**Requirements:**
Without the images, write out the whole listing exactly.

-=-=-

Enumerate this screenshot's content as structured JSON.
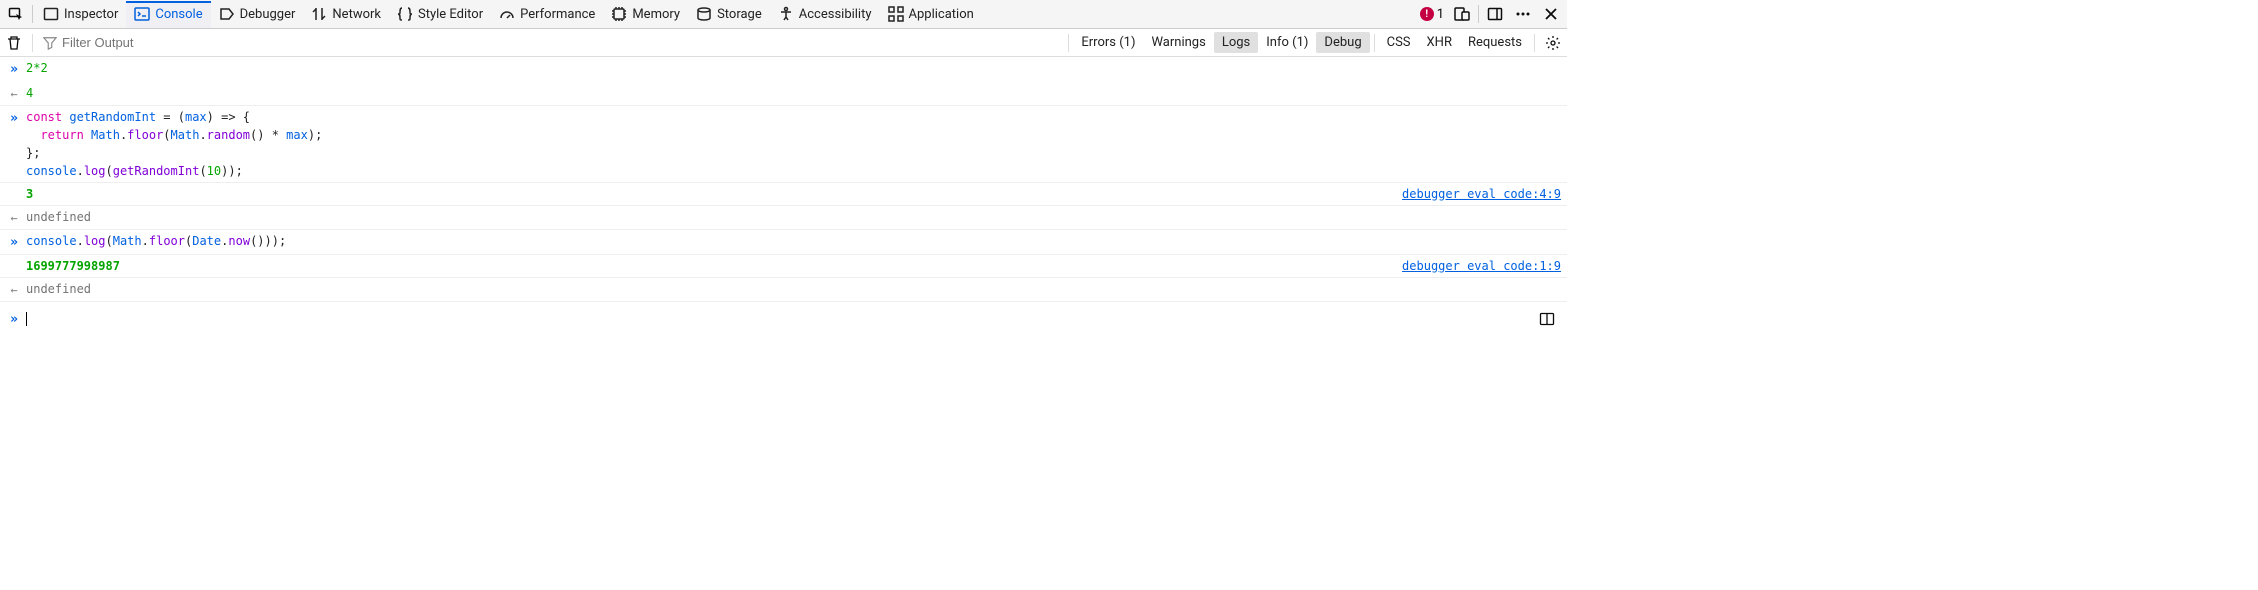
{
  "tabs": {
    "inspector": "Inspector",
    "console": "Console",
    "debugger": "Debugger",
    "network": "Network",
    "style_editor": "Style Editor",
    "performance": "Performance",
    "memory": "Memory",
    "storage": "Storage",
    "accessibility": "Accessibility",
    "application": "Application"
  },
  "error_count": "1",
  "filter": {
    "placeholder": "Filter Output",
    "errors": "Errors (1)",
    "warnings": "Warnings",
    "logs": "Logs",
    "info": "Info (1)",
    "debug": "Debug",
    "css": "CSS",
    "xhr": "XHR",
    "requests": "Requests"
  },
  "entries": {
    "e1_input": "2*2",
    "e1_output": "4",
    "e2_input_l1_kw": "const ",
    "e2_input_l1_name": "getRandomInt",
    "e2_input_l1_eq": " = (",
    "e2_input_l1_arg": "max",
    "e2_input_l1_end": ") => {",
    "e2_input_l2_ret": "  return ",
    "e2_input_l2_math": "Math",
    "e2_input_l2_dot1": ".",
    "e2_input_l2_floor": "floor",
    "e2_input_l2_p1": "(",
    "e2_input_l2_math2": "Math",
    "e2_input_l2_dot2": ".",
    "e2_input_l2_rand": "random",
    "e2_input_l2_p2": "() * ",
    "e2_input_l2_max": "max",
    "e2_input_l2_p3": ");",
    "e2_input_l3": "};",
    "e2_input_l4_a": "console",
    "e2_input_l4_b": ".",
    "e2_input_l4_c": "log",
    "e2_input_l4_d": "(",
    "e2_input_l4_e": "getRandomInt",
    "e2_input_l4_f": "(",
    "e2_input_l4_g": "10",
    "e2_input_l4_h": "));",
    "e2_log": "3",
    "e2_src": "debugger eval code:4:9",
    "e2_output": "undefined",
    "e3_a": "console",
    "e3_b": ".",
    "e3_c": "log",
    "e3_d": "(",
    "e3_math": "Math",
    "e3_dot": ".",
    "e3_floor": "floor",
    "e3_p1": "(",
    "e3_date": "Date",
    "e3_dot2": ".",
    "e3_now": "now",
    "e3_p2": "()));",
    "e3_log": "1699777998987",
    "e3_src": "debugger eval code:1:9",
    "e3_output": "undefined"
  }
}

-=-=-

**Solution to this exercise:**
Enumerate this screenshot's content as structured JSON.
{
  "tabs": {
    "inspector": "Inspector",
    "console": "Console",
    "debugger": "Debugger",
    "network": "Network",
    "style_editor": "Style Editor",
    "performance": "Performance",
    "memory": "Memory",
    "storage": "Storage",
    "accessibility": "Accessibility",
    "application": "Application"
  },
  "error_count": "1",
  "filter": {
    "placeholder": "Filter Output",
    "errors": "Errors (1)",
    "warnings": "Warnings",
    "logs": "Logs",
    "info": "Info (1)",
    "debug": "Debug",
    "css": "CSS",
    "xhr": "XHR",
    "requests": "Requests"
  },
  "entries": {
    "e1_input": "2*2",
    "e1_output": "4",
    "e2_input_l1_kw": "const ",
    "e2_input_l1_name": "getRandomInt",
    "e2_input_l1_eq": " = (",
    "e2_input_l1_arg": "max",
    "e2_input_l1_end": ") => {",
    "e2_input_l2_ret": "  return ",
    "e2_input_l2_math": "Math",
    "e2_input_l2_dot1": ".",
    "e2_input_l2_floor": "floor",
    "e2_input_l2_p1": "(",
    "e2_input_l2_math2": "Math",
    "e2_input_l2_dot2": ".",
    "e2_input_l2_rand": "random",
    "e2_input_l2_p2": "() * ",
    "e2_input_l2_max": "max",
    "e2_input_l2_p3": ");",
    "e2_input_l3": "};",
    "e2_input_l4_a": "console",
    "e2_input_l4_b": ".",
    "e2_input_l4_c": "log",
    "e2_input_l4_d": "(",
    "e2_input_l4_e": "getRandomInt",
    "e2_input_l4_f": "(",
    "e2_input_l4_g": "10",
    "e2_input_l4_h": "));",
    "e2_log": "3",
    "e2_src": "debugger eval code:4:9",
    "e2_output": "undefined",
    "e3_a": "console",
    "e3_b": ".",
    "e3_c": "log",
    "e3_d": "(",
    "e3_math": "Math",
    "e3_dot": ".",
    "e3_floor": "floor",
    "e3_p1": "(",
    "e3_date": "Date",
    "e3_dot2": ".",
    "e3_now": "now",
    "e3_p2": "()));",
    "e3_log": "1699777998987",
    "e3_src": "debugger eval code:1:9",
    "e3_output": "undefined"
  }
}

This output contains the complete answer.